- Data
=== Section Start ===

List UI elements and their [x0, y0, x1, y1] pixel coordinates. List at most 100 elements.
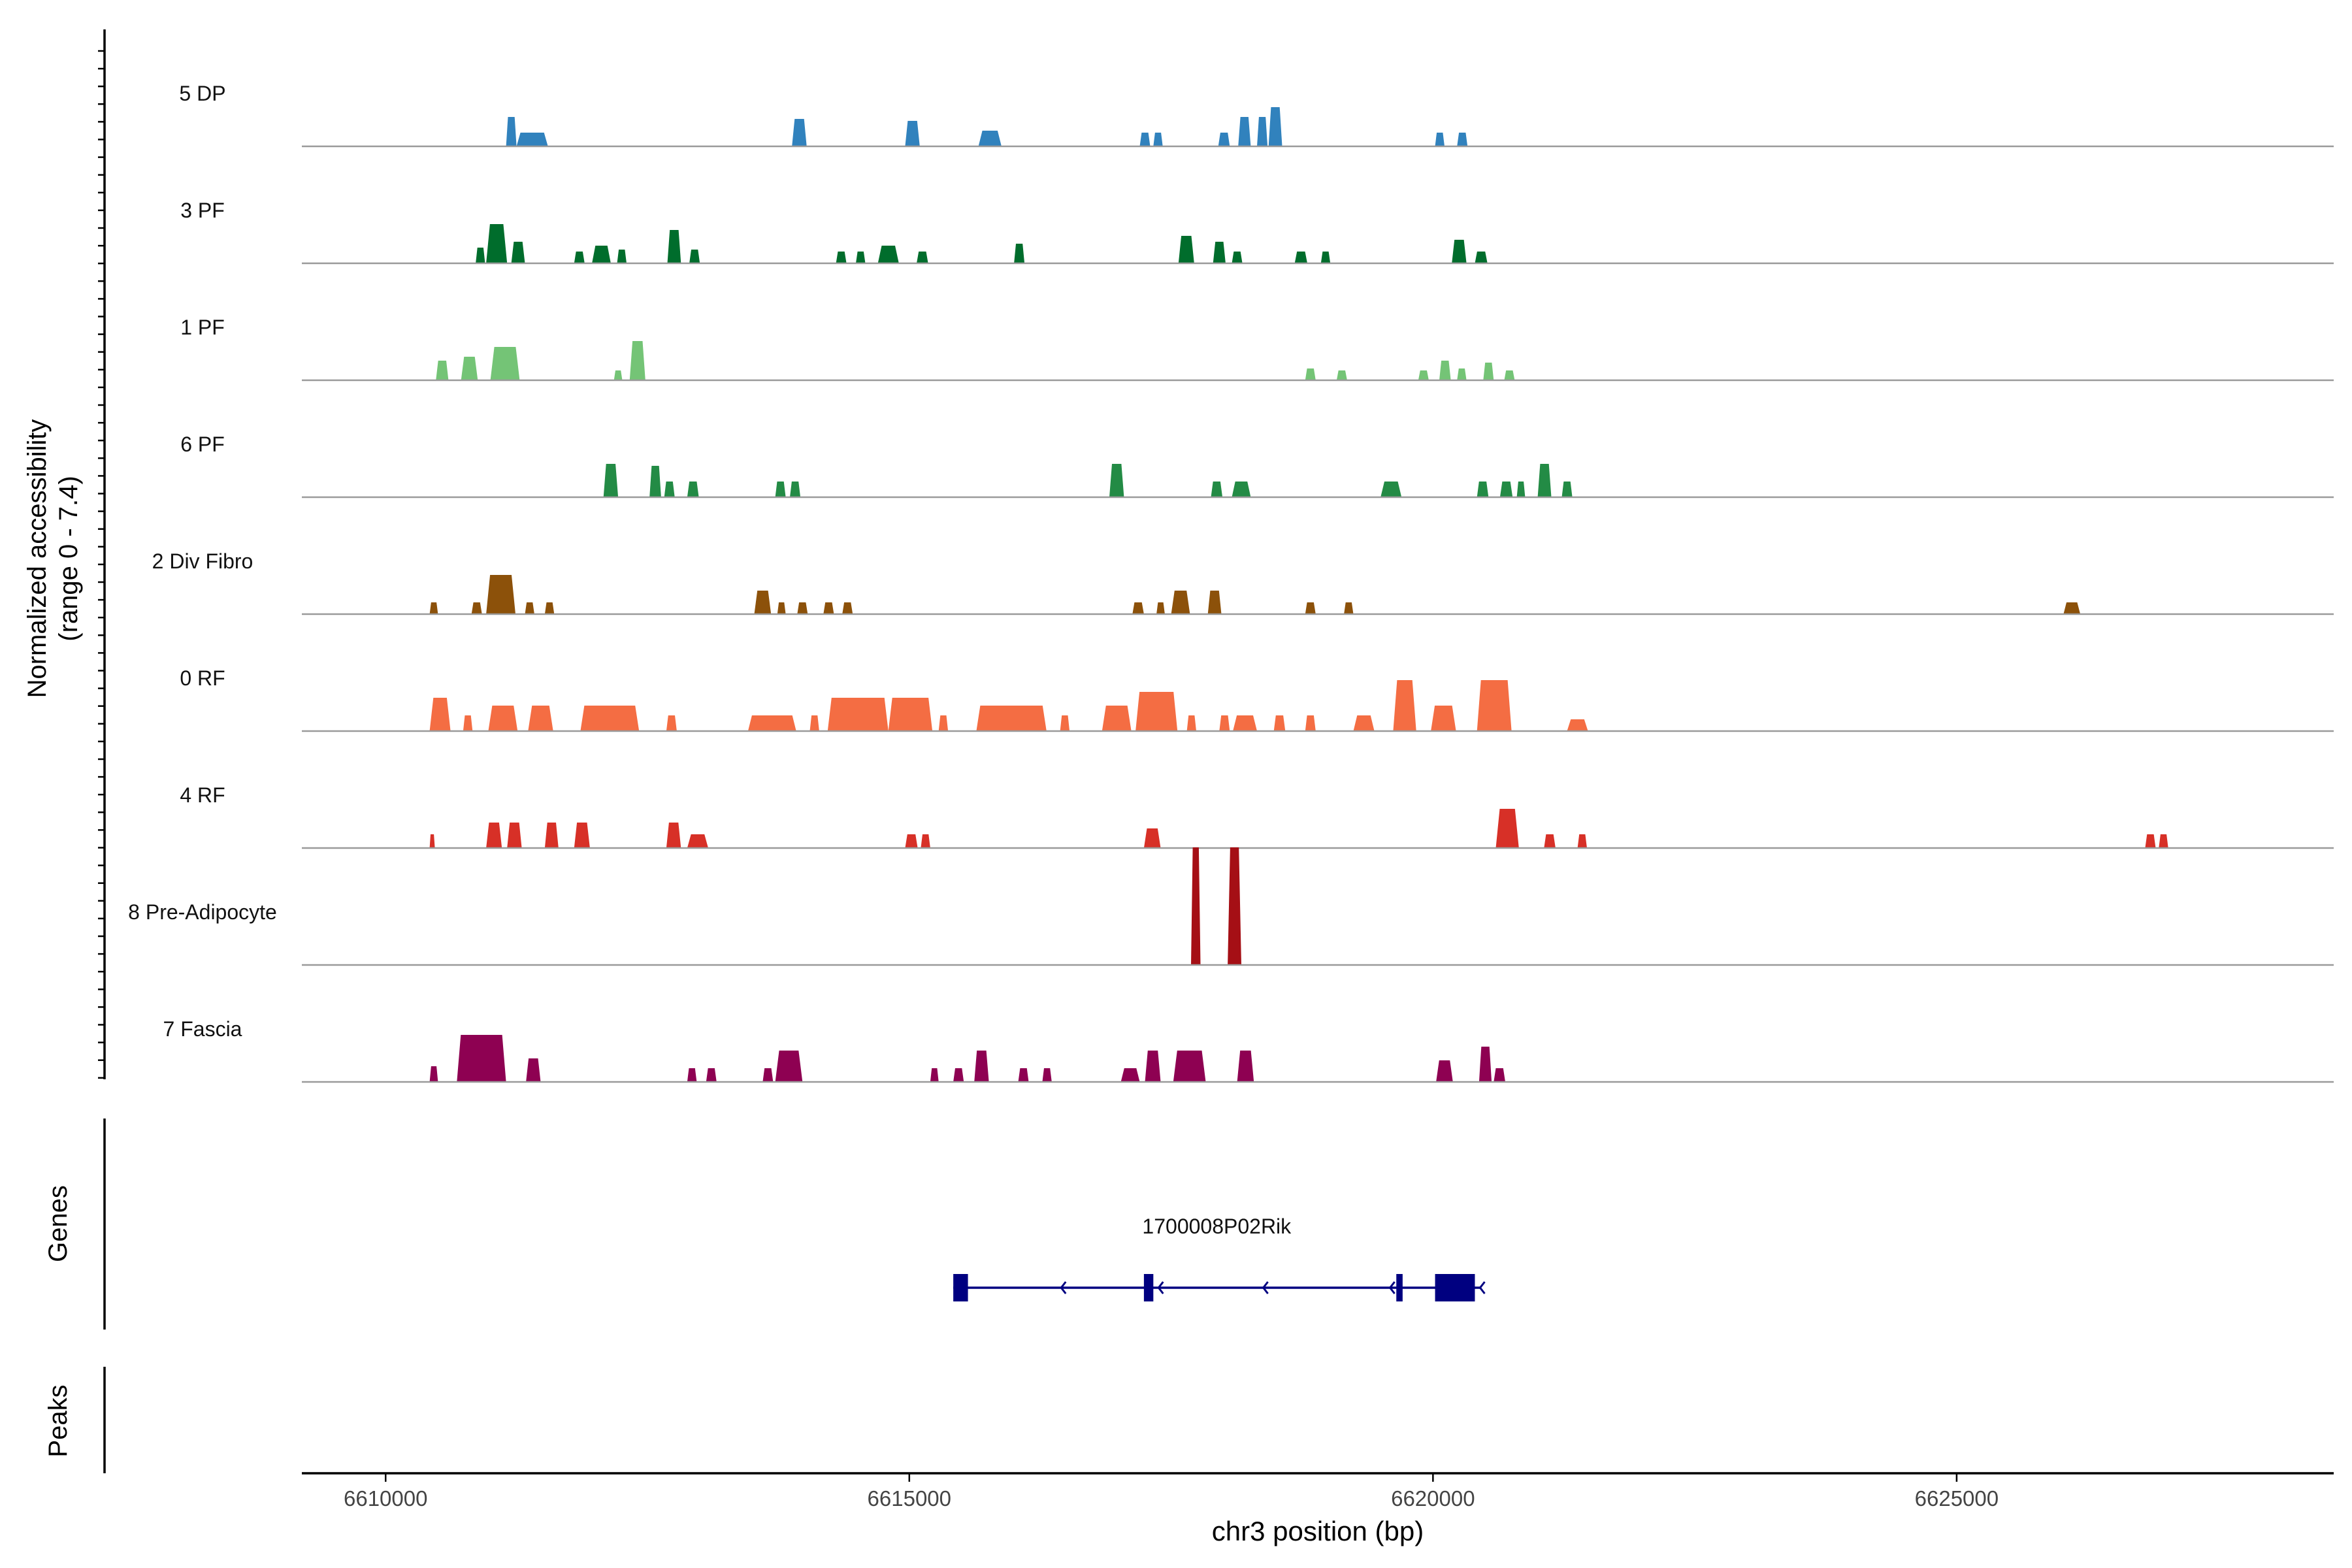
coverage-peak: [544, 602, 555, 614]
coverage-peak: [1305, 715, 1316, 731]
coverage-peak: [436, 361, 449, 380]
coverage-peak: [1567, 719, 1588, 731]
coverage-peak: [1483, 363, 1494, 380]
coverage-peak: [1143, 828, 1161, 848]
coverage-peak: [525, 602, 534, 614]
coverage-peak: [544, 823, 559, 848]
x-tick-label: 6615000: [868, 1486, 951, 1511]
coverage-peak: [888, 698, 933, 731]
track-label: 3 PF: [180, 199, 225, 222]
coverage-peak: [1457, 133, 1468, 146]
coverage-peak: [1232, 252, 1243, 263]
coverage-peak: [1494, 1068, 1505, 1082]
coverage-peak: [429, 834, 435, 848]
coverage-peak: [905, 834, 918, 848]
coverage-peak: [976, 706, 1047, 731]
coverage-peak: [490, 347, 520, 380]
coverage-peak: [1561, 482, 1573, 497]
coverage-peak: [592, 246, 611, 263]
coverage-peak: [1139, 133, 1151, 146]
coverage-peak: [1353, 715, 1375, 731]
coverage-peak: [797, 602, 808, 614]
coverage-peak: [1228, 847, 1241, 965]
coverage-peak: [506, 117, 517, 146]
coverage-peak: [1457, 368, 1467, 380]
coverage-peak: [507, 823, 522, 848]
coverage-peak: [2063, 602, 2081, 614]
coverage-peak: [516, 133, 548, 146]
strand-arrow: [1060, 1281, 1067, 1294]
coverage-peak: [1156, 602, 1165, 614]
coverage-peak: [687, 482, 699, 497]
coverage-peak: [1213, 242, 1226, 263]
gene-exon: [1143, 1274, 1154, 1301]
coverage-peak: [1380, 482, 1402, 497]
coverage-peak: [1014, 244, 1025, 263]
coverage-peak: [461, 357, 478, 380]
y-axis-ticks: [98, 50, 105, 1079]
coverage-peak: [790, 482, 801, 497]
coverage-peak: [603, 464, 619, 497]
track-1-pf: 1 PF: [180, 316, 2334, 382]
coverage-peak: [486, 224, 508, 263]
coverage-peak: [463, 715, 473, 731]
coverage-peak: [809, 715, 819, 731]
coverage-peak: [629, 341, 645, 380]
track-5-dp: 5 DP: [179, 82, 2334, 148]
track-label: 5 DP: [179, 82, 225, 105]
x-tick-label: 6610000: [344, 1486, 427, 1511]
coverage-peak: [1207, 591, 1222, 614]
coverage-peak: [1495, 809, 1519, 848]
coverage-peak: [471, 602, 482, 614]
coverage-peak: [1273, 715, 1286, 731]
gene-layer: [953, 1274, 1486, 1301]
track-6-pf: 6 PF: [180, 433, 2334, 498]
track-8-pre-adipocyte: 8 Pre-Adipocyte: [128, 847, 2334, 966]
coverage-peak: [664, 482, 675, 497]
coverage-peak: [1257, 117, 1268, 146]
coverage-peak: [1439, 361, 1451, 380]
coverage-peak: [613, 370, 623, 380]
coverage-peak: [1305, 602, 1316, 614]
coverage-peak: [687, 834, 708, 848]
peaks-panel-label: Peaks: [44, 1384, 73, 1457]
coverage-peak: [1344, 602, 1354, 614]
coverage-peak: [754, 591, 772, 614]
coverage-peak: [1431, 706, 1456, 731]
coverage-peak: [1102, 706, 1132, 731]
gene-exon: [953, 1274, 968, 1301]
track-label: 4 RF: [180, 783, 225, 807]
coverage-peak: [921, 834, 930, 848]
track-7-fascia: 7 Fascia: [163, 1017, 2334, 1083]
coverage-peak: [1516, 482, 1526, 497]
coverage-peak: [747, 715, 796, 731]
strand-arrow: [1262, 1281, 1269, 1294]
coverage-peak: [1191, 847, 1201, 965]
coverage-peak: [1018, 1068, 1029, 1082]
coverage-peak: [1173, 1051, 1206, 1082]
coverage-peak: [762, 1068, 774, 1082]
coverage-peak: [667, 230, 681, 263]
coverage-peak: [526, 1058, 541, 1082]
coverage-peak: [836, 252, 847, 263]
track-3-pf: 3 PF: [180, 199, 2334, 265]
y-axis-label-line1: Normalized accessibility: [23, 419, 52, 698]
strand-arrow: [1478, 1281, 1486, 1294]
coverage-peak: [1436, 1060, 1453, 1082]
coverage-peak: [1132, 602, 1144, 614]
coverage-peak: [905, 121, 920, 146]
tracks-layer: 5 DP 3 PF 1 PF 6 PF 2 Div Fibro 0 RF 4 RF 8 Pre…: [128, 82, 2334, 1083]
coverage-peak: [1478, 1047, 1492, 1082]
coverage-peak: [1477, 680, 1512, 731]
track-label: 0 RF: [180, 666, 225, 690]
genes-panel-label: Genes: [44, 1185, 73, 1262]
coverage-peak: [917, 252, 928, 263]
gene-name-label: 1700008P02Rik: [1142, 1215, 1292, 1238]
coverage-peak: [574, 252, 585, 263]
track-label: 8 Pre-Adipocyte: [128, 900, 277, 924]
coverage-peak: [429, 1066, 438, 1082]
coverage-peak: [1477, 482, 1489, 497]
strand-arrow: [1388, 1281, 1396, 1294]
coverage-peak: [666, 715, 677, 731]
track-label: 2 Div Fibro: [152, 549, 253, 573]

=== Section End ===

- Exercise directions
Reproduce each entry exactly, without the pictures.

- Answer for this exercise
List UI elements and their [x0, y0, x1, y1] pixel coordinates. List at most 100 elements.
coverage-peak: [544, 602, 555, 614]
coverage-peak: [1305, 715, 1316, 731]
coverage-peak: [436, 361, 449, 380]
coverage-peak: [1567, 719, 1588, 731]
coverage-peak: [1483, 363, 1494, 380]
coverage-peak: [1143, 828, 1161, 848]
coverage-peak: [525, 602, 534, 614]
coverage-peak: [544, 823, 559, 848]
x-tick-label: 6615000: [868, 1486, 951, 1511]
coverage-peak: [888, 698, 933, 731]
track-label: 3 PF: [180, 199, 225, 222]
coverage-peak: [1457, 133, 1468, 146]
coverage-peak: [1232, 252, 1243, 263]
coverage-peak: [1494, 1068, 1505, 1082]
coverage-peak: [429, 834, 435, 848]
coverage-peak: [905, 834, 918, 848]
coverage-peak: [976, 706, 1047, 731]
coverage-peak: [490, 347, 520, 380]
coverage-peak: [1561, 482, 1573, 497]
coverage-peak: [592, 246, 611, 263]
coverage-peak: [1139, 133, 1151, 146]
coverage-peak: [1353, 715, 1375, 731]
coverage-peak: [797, 602, 808, 614]
coverage-peak: [1228, 847, 1241, 965]
coverage-peak: [506, 117, 517, 146]
coverage-peak: [1457, 368, 1467, 380]
coverage-peak: [507, 823, 522, 848]
coverage-peak: [2063, 602, 2081, 614]
coverage-peak: [516, 133, 548, 146]
strand-arrow: [1060, 1281, 1067, 1294]
coverage-peak: [1156, 602, 1165, 614]
coverage-peak: [687, 482, 699, 497]
coverage-peak: [1213, 242, 1226, 263]
gene-exon: [1143, 1274, 1154, 1301]
coverage-peak: [1380, 482, 1402, 497]
coverage-peak: [1014, 244, 1025, 263]
coverage-peak: [461, 357, 478, 380]
y-axis-ticks: [98, 50, 105, 1079]
coverage-peak: [790, 482, 801, 497]
coverage-peak: [603, 464, 619, 497]
track-1-pf: 1 PF: [180, 316, 2334, 382]
coverage-peak: [486, 224, 508, 263]
coverage-peak: [463, 715, 473, 731]
coverage-peak: [809, 715, 819, 731]
coverage-peak: [629, 341, 645, 380]
track-5-dp: 5 DP: [179, 82, 2334, 148]
track-label: 5 DP: [179, 82, 225, 105]
x-tick-label: 6610000: [344, 1486, 427, 1511]
coverage-peak: [1207, 591, 1222, 614]
coverage-peak: [1495, 809, 1519, 848]
coverage-peak: [471, 602, 482, 614]
coverage-peak: [1273, 715, 1286, 731]
gene-layer: [953, 1274, 1486, 1301]
track-6-pf: 6 PF: [180, 433, 2334, 498]
track-8-pre-adipocyte: 8 Pre-Adipocyte: [128, 847, 2334, 966]
coverage-peak: [664, 482, 675, 497]
coverage-peak: [1257, 117, 1268, 146]
coverage-peak: [1439, 361, 1451, 380]
coverage-peak: [613, 370, 623, 380]
coverage-peak: [1305, 602, 1316, 614]
coverage-peak: [687, 834, 708, 848]
peaks-panel-label: Peaks: [44, 1384, 73, 1457]
coverage-peak: [1344, 602, 1354, 614]
coverage-peak: [754, 591, 772, 614]
coverage-peak: [1431, 706, 1456, 731]
coverage-peak: [1102, 706, 1132, 731]
gene-exon: [953, 1274, 968, 1301]
track-label: 4 RF: [180, 783, 225, 807]
coverage-peak: [921, 834, 930, 848]
track-7-fascia: 7 Fascia: [163, 1017, 2334, 1083]
coverage-peak: [1516, 482, 1526, 497]
coverage-peak: [747, 715, 796, 731]
strand-arrow: [1262, 1281, 1269, 1294]
coverage-peak: [1191, 847, 1201, 965]
coverage-peak: [1018, 1068, 1029, 1082]
coverage-peak: [1173, 1051, 1206, 1082]
coverage-peak: [762, 1068, 774, 1082]
coverage-peak: [667, 230, 681, 263]
coverage-peak: [526, 1058, 541, 1082]
coverage-peak: [836, 252, 847, 263]
track-3-pf: 3 PF: [180, 199, 2334, 265]
y-axis-label-line1: Normalized accessibility: [23, 419, 52, 698]
strand-arrow: [1478, 1281, 1486, 1294]
coverage-peak: [1436, 1060, 1453, 1082]
coverage-peak: [1132, 602, 1144, 614]
coverage-peak: [905, 121, 920, 146]
tracks-layer: 5 DP 3 PF 1 PF 6 PF 2 Div Fibro 0 RF 4 RF 8 Pre…: [128, 82, 2334, 1083]
coverage-peak: [1478, 1047, 1492, 1082]
coverage-peak: [1477, 680, 1512, 731]
track-label: 0 RF: [180, 666, 225, 690]
genes-panel-label: Genes: [44, 1185, 73, 1262]
coverage-peak: [917, 252, 928, 263]
gene-name-label: 1700008P02Rik: [1142, 1215, 1292, 1238]
coverage-peak: [574, 252, 585, 263]
track-label: 8 Pre-Adipocyte: [128, 900, 277, 924]
coverage-peak: [429, 1066, 438, 1082]
coverage-peak: [1477, 482, 1489, 497]
strand-arrow: [1388, 1281, 1396, 1294]
coverage-peak: [666, 715, 677, 731]
track-label: 2 Div Fibro: [152, 549, 253, 573]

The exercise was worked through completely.